### YOUR TASK:
Reproduce the lines of the material exactly, excluding every image.

Saved entries:
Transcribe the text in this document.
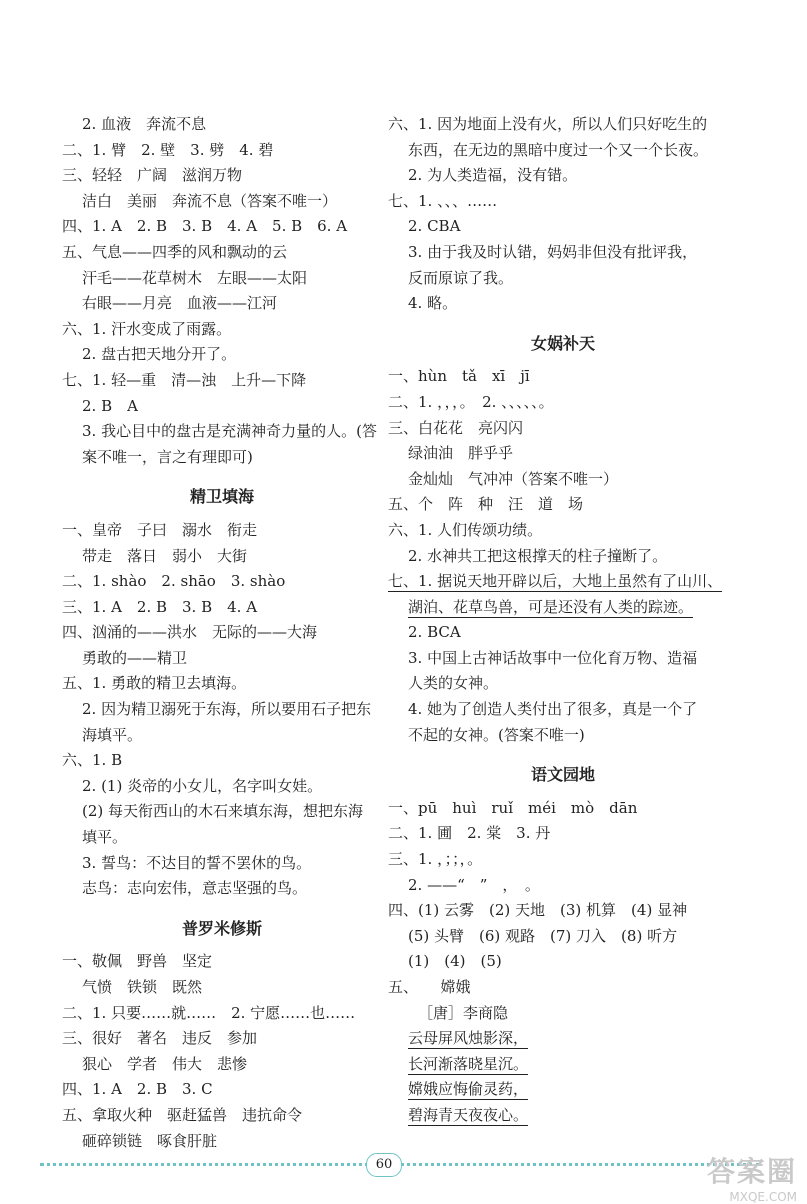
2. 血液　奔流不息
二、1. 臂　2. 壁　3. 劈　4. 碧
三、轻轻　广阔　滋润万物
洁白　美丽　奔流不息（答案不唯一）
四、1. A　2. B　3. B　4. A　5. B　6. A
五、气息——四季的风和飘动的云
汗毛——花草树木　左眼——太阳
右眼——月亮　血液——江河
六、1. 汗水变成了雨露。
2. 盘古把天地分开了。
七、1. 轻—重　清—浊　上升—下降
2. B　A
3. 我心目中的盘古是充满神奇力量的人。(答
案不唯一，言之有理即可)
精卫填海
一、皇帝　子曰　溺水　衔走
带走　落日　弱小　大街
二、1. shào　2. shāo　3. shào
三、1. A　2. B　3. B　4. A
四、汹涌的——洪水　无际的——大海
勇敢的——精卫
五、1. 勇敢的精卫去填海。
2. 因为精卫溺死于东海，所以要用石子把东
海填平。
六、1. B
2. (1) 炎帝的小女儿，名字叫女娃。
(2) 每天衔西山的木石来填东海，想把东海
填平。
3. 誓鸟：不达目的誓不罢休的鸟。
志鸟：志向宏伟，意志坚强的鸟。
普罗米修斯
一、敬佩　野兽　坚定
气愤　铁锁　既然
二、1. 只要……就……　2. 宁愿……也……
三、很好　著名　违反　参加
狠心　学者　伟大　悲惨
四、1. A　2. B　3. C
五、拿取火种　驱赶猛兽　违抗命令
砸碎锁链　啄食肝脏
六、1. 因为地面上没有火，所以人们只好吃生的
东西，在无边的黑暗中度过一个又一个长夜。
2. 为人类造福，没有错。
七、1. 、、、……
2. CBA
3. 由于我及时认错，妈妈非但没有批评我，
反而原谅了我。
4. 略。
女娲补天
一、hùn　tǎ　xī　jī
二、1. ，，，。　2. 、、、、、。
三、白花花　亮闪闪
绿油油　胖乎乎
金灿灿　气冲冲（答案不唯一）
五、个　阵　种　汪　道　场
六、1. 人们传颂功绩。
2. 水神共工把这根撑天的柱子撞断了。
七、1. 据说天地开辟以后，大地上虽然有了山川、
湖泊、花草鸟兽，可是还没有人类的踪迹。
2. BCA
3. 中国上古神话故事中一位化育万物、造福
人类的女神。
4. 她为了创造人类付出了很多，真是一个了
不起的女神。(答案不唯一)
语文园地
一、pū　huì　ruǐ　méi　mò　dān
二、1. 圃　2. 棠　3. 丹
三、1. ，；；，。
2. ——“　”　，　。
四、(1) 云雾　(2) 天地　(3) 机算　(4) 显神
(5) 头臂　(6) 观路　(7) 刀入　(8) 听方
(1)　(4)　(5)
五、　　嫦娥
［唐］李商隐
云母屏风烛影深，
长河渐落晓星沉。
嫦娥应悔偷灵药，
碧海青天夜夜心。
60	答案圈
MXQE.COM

### OUTPUT OF THE EXERCISE:
Transcribe the text in this document.
2. 血液　奔流不息
二、1. 臂　2. 壁　3. 劈　4. 碧
三、轻轻　广阔　滋润万物
洁白　美丽　奔流不息（答案不唯一）
四、1. A　2. B　3. B　4. A　5. B　6. A
五、气息——四季的风和飘动的云
汗毛——花草树木　左眼——太阳
右眼——月亮　血液——江河
六、1. 汗水变成了雨露。
2. 盘古把天地分开了。
七、1. 轻—重　清—浊　上升—下降
2. B　A
3. 我心目中的盘古是充满神奇力量的人。(答
案不唯一，言之有理即可)
精卫填海
一、皇帝　子曰　溺水　衔走
带走　落日　弱小　大街
二、1. shào　2. shāo　3. shào
三、1. A　2. B　3. B　4. A
四、汹涌的——洪水　无际的——大海
勇敢的——精卫
五、1. 勇敢的精卫去填海。
2. 因为精卫溺死于东海，所以要用石子把东
海填平。
六、1. B
2. (1) 炎帝的小女儿，名字叫女娃。
(2) 每天衔西山的木石来填东海，想把东海
填平。
3. 誓鸟：不达目的誓不罢休的鸟。
志鸟：志向宏伟，意志坚强的鸟。
普罗米修斯
一、敬佩　野兽　坚定
气愤　铁锁　既然
二、1. 只要……就……　2. 宁愿……也……
三、很好　著名　违反　参加
狠心　学者　伟大　悲惨
四、1. A　2. B　3. C
五、拿取火种　驱赶猛兽　违抗命令
砸碎锁链　啄食肝脏
六、1. 因为地面上没有火，所以人们只好吃生的
东西，在无边的黑暗中度过一个又一个长夜。
2. 为人类造福，没有错。
七、1. 、、、……
2. CBA
3. 由于我及时认错，妈妈非但没有批评我，
反而原谅了我。
4. 略。
女娲补天
一、hùn　tǎ　xī　jī
二、1. ，，，。　2. 、、、、、。
三、白花花　亮闪闪
绿油油　胖乎乎
金灿灿　气冲冲（答案不唯一）
五、个　阵　种　汪　道　场
六、1. 人们传颂功绩。
2. 水神共工把这根撑天的柱子撞断了。
七、1. 据说天地开辟以后，大地上虽然有了山川、
湖泊、花草鸟兽，可是还没有人类的踪迹。
2. BCA
3. 中国上古神话故事中一位化育万物、造福
人类的女神。
4. 她为了创造人类付出了很多，真是一个了
不起的女神。(答案不唯一)
语文园地
一、pū　huì　ruǐ　méi　mò　dān
二、1. 圃　2. 棠　3. 丹
三、1. ，；；，。
2. ——“　”　，　。
四、(1) 云雾　(2) 天地　(3) 机算　(4) 显神
(5) 头臂　(6) 观路　(7) 刀入　(8) 听方
(1)　(4)　(5)
五、　　嫦娥
［唐］李商隐
云母屏风烛影深，
长河渐落晓星沉。
嫦娥应悔偷灵药，
碧海青天夜夜心。
60	答案圈
MXQE.COM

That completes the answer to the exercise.